=== ARTICLE ===

The department plans to hire 11 additional maintenance personnel to work in the park and 8 new park rangers all dedicated to the park. He said when the park reopens staffers will be on hand from 4 a.m. to midnight every day.

Gilmore said the city will also be more thoughtful about getting more service providers to areas where people may need help.

“As a city we need to be there to really provide programs that help them do that,” he said.

When the full park reopens, some of the grassy areas will be restricted, only allowing people to pass through.

“You will not be able to just plop down in these areas. When you start having gatherings like that that is when you start having drug dealers just show up and then they start to prey on our most vulnerable populations.”

Across the street, the Denver Public Library’s main branch has made several changes after very public problems with drug use, also in 2016.

“We lowered shelving on almost all of our floors – so that really helps with visibility – which really helps our staff see further instead of being in a mountain range of book stacks,” said Rebecca Fewell, the Central Library Administrator.

Fewell also said more than 500 employees in the library system are trained in the use of Narcan, an inhaler used to prevent drug overdoses.

But the library also leaned in to helping people who are in crisis. Fewell said the system has hired several peer navigators and social workers to help people overcome any challenges they might be facing.

“We like to hire folks who have lived experience, either have gone through a treatment program and are now able to help others navigate that…maybe have experiencing homelessness,” she said.

Instead of pushing people who might need help away, Fewell said the library wants to be a resource.

“We’ve really decided that we want to be the place for people,” she said. “We want to be that first connection spot for people in the community. It takes your leaders saying that’s what we’re doing.”

=== RECORDS SUPPLIED ===

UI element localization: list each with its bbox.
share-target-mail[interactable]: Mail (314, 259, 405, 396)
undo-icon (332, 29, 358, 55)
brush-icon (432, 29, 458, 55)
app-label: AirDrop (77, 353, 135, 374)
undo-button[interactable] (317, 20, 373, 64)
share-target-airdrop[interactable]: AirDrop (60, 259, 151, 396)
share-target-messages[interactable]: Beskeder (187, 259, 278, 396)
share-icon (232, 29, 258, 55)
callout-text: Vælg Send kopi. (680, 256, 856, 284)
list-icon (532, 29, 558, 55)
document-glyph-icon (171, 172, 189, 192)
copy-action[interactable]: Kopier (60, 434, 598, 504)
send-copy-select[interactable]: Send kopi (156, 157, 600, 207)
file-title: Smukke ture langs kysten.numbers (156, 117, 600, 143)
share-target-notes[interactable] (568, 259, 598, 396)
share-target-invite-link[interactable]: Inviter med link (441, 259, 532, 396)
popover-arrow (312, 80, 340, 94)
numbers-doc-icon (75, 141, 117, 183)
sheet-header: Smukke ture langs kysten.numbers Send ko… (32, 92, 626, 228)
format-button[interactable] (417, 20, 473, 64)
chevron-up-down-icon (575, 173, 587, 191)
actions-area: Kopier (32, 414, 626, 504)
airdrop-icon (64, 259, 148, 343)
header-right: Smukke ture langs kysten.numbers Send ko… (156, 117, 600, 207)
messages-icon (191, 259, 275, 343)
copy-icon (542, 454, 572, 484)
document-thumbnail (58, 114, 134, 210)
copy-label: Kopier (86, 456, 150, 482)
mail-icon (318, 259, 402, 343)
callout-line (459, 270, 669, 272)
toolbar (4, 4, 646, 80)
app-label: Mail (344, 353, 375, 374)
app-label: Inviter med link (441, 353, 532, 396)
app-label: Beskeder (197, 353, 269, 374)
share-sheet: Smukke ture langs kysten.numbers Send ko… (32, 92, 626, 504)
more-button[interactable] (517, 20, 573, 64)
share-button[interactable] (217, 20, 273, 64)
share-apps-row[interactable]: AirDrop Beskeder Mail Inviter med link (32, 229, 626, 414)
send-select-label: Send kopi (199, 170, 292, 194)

===
=== RECORDS SUPPLIED ===

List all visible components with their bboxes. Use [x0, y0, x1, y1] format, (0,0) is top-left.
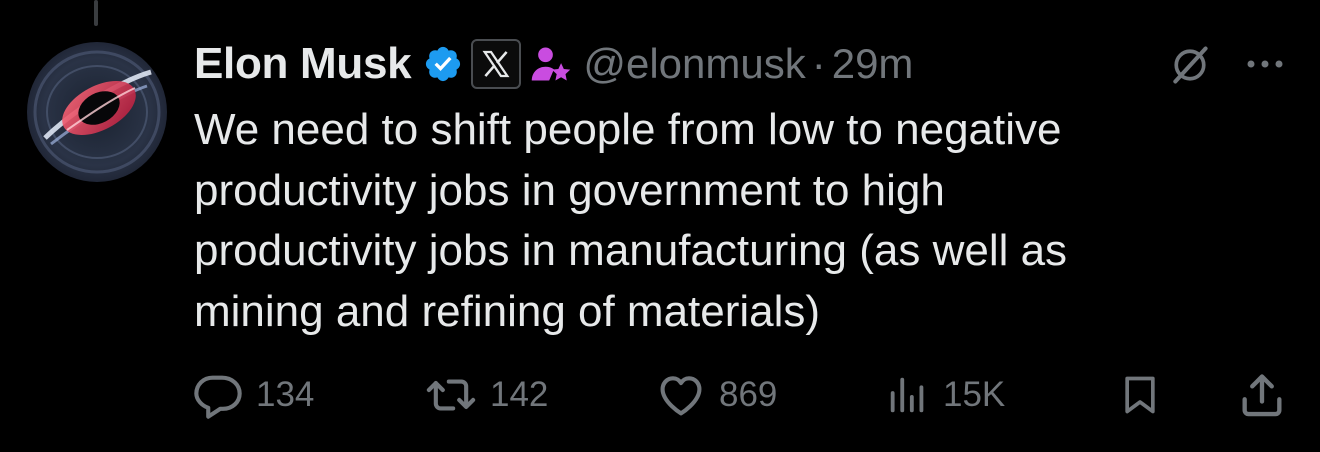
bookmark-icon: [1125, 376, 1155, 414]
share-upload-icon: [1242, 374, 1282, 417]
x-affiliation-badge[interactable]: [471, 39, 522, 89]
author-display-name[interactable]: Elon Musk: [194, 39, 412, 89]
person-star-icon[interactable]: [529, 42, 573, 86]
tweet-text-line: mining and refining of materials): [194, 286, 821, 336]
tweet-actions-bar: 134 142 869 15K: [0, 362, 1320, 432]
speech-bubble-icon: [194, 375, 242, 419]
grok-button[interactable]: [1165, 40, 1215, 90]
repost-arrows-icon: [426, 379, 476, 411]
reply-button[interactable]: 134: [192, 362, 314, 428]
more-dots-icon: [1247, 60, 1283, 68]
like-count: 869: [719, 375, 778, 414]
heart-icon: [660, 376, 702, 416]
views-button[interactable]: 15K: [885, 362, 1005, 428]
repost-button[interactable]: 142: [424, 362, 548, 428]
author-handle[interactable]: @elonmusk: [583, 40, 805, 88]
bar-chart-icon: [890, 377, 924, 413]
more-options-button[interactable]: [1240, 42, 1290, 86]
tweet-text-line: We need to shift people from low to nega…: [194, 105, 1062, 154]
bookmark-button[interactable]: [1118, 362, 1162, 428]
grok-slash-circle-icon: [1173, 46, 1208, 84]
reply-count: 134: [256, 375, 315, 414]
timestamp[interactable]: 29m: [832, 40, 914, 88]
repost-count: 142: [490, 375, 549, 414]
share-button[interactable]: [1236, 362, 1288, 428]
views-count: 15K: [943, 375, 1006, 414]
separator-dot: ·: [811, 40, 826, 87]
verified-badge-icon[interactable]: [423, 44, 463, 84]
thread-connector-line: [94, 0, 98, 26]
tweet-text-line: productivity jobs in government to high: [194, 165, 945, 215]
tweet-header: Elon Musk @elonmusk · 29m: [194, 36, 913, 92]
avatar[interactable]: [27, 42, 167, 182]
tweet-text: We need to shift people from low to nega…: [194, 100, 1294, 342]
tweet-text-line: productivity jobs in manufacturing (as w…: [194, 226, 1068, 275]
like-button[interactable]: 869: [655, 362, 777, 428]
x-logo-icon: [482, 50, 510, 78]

===
=== RECORDS SUPPLIED ===

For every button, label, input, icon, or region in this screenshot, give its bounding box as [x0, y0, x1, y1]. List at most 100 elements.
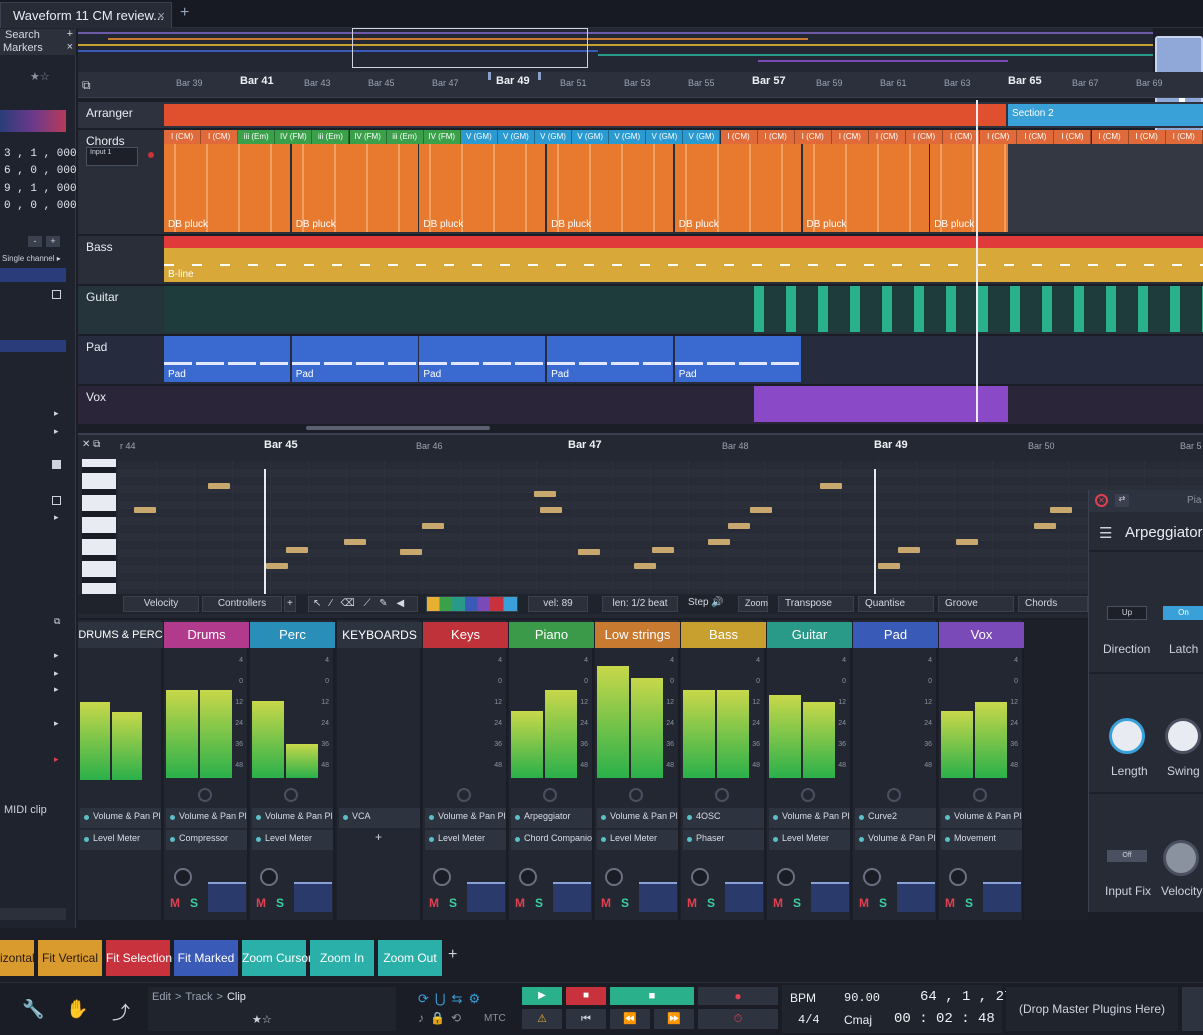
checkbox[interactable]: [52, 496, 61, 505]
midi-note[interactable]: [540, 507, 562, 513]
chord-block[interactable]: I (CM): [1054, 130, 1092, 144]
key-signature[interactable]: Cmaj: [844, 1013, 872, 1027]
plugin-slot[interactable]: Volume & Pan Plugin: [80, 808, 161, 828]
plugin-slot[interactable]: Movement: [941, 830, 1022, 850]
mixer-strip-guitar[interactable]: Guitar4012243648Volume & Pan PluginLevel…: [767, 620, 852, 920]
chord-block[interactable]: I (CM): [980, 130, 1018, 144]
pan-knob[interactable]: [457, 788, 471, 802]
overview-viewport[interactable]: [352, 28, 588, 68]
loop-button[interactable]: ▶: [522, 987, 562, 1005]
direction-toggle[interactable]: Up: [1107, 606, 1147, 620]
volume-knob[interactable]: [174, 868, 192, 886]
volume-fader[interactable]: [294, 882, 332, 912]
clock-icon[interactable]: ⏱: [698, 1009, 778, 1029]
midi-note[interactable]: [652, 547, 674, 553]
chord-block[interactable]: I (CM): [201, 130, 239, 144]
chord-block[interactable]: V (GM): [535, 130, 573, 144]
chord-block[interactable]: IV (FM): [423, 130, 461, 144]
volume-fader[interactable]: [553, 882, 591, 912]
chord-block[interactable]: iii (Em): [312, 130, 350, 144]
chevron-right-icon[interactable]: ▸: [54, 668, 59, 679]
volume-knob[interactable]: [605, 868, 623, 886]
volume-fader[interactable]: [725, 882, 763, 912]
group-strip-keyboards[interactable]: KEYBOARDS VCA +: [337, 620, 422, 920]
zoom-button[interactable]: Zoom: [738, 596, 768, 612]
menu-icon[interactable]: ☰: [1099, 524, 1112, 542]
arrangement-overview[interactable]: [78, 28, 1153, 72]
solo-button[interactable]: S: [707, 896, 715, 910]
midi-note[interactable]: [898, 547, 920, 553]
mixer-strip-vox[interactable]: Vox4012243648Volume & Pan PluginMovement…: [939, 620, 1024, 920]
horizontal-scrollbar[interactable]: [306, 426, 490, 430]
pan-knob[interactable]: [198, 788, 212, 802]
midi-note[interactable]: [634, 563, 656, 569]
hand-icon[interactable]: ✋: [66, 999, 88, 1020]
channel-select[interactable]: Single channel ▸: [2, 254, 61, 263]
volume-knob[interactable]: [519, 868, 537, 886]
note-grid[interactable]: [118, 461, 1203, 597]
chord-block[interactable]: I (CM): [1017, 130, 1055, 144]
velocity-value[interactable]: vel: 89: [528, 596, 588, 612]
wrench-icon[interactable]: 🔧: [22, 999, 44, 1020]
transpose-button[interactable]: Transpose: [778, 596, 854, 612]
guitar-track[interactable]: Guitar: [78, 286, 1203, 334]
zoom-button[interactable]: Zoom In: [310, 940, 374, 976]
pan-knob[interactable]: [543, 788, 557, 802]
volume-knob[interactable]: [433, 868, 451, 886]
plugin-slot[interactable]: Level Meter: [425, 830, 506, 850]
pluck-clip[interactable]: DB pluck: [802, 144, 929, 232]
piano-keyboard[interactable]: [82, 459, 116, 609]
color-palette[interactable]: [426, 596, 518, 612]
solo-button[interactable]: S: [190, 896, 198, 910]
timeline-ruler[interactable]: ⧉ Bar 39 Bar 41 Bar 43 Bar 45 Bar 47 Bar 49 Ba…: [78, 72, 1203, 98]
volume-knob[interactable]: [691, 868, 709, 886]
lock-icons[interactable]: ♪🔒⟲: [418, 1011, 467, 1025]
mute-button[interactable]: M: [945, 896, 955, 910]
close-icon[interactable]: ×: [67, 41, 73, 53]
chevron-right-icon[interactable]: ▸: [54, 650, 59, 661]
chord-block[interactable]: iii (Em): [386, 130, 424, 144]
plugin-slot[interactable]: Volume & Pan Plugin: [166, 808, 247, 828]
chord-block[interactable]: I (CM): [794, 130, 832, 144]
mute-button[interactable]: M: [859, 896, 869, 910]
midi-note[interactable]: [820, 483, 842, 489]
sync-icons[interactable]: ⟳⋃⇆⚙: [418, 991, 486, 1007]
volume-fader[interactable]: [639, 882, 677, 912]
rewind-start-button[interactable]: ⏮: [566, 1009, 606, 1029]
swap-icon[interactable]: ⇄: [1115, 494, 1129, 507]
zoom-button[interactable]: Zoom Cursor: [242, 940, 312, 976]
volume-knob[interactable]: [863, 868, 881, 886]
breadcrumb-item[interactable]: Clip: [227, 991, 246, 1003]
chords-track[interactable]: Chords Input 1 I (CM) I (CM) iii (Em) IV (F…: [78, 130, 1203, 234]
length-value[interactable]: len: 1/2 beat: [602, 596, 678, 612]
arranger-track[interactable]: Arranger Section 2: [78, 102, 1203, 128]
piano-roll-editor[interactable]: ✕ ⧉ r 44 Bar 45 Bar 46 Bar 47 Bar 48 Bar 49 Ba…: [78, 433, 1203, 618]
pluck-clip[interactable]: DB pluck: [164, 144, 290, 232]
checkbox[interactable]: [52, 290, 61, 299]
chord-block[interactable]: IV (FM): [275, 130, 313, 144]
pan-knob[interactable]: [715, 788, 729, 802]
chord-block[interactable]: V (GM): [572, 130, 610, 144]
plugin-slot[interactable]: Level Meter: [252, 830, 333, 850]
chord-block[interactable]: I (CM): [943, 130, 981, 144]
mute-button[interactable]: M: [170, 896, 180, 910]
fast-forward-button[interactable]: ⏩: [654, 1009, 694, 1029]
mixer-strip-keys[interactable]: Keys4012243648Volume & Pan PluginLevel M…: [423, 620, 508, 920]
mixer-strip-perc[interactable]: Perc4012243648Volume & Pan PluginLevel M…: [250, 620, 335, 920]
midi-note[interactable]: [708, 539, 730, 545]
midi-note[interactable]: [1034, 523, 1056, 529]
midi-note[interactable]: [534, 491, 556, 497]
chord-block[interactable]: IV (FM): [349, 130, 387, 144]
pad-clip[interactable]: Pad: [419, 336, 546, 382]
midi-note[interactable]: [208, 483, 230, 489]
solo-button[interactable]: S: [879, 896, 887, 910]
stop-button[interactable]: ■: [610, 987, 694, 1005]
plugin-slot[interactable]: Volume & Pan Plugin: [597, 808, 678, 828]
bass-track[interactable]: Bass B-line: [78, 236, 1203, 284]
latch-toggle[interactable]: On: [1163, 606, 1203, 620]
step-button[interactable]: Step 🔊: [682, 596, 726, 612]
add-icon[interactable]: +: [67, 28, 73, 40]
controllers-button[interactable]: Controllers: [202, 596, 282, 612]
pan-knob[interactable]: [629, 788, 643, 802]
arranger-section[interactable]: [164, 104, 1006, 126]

===

▶ **PROBLEMS TO WORK ON**
1 – In the article, condense the paragraph that begins "But the library also leaned in" into one shorter sentence that keeps its main facts.
2 – According to the article, how many employees in the library system are trained in the use of Narcan?
3 – Edit the article by restating the passage from "Across the street, the" up to and including "prevent drug overdoses.", with "shelving" changed to "bookcases".
Answer using only the text.

▶ **ANSWERS TO EACH TASK**
1 – Fewell said the library, which also chose to help people in crisis, hired several peer navigators and social workers to help people overcome their challenges.

2 – More than 500 employees.

3 –
Across the street, the Denver Public Library’s main branch has made several changes after very public problems with drug use, also in 2016.

“We lowered bookcases on almost all of our floors – so that really helps with visibility – which really helps our staff see further instead of being in a mountain range of book stacks,” said Rebecca Fewell, the Central Library Administrator.

Fewell also said more than 500 employees in the library system are trained in the use of Narcan, an inhaler used to prevent drug overdoses.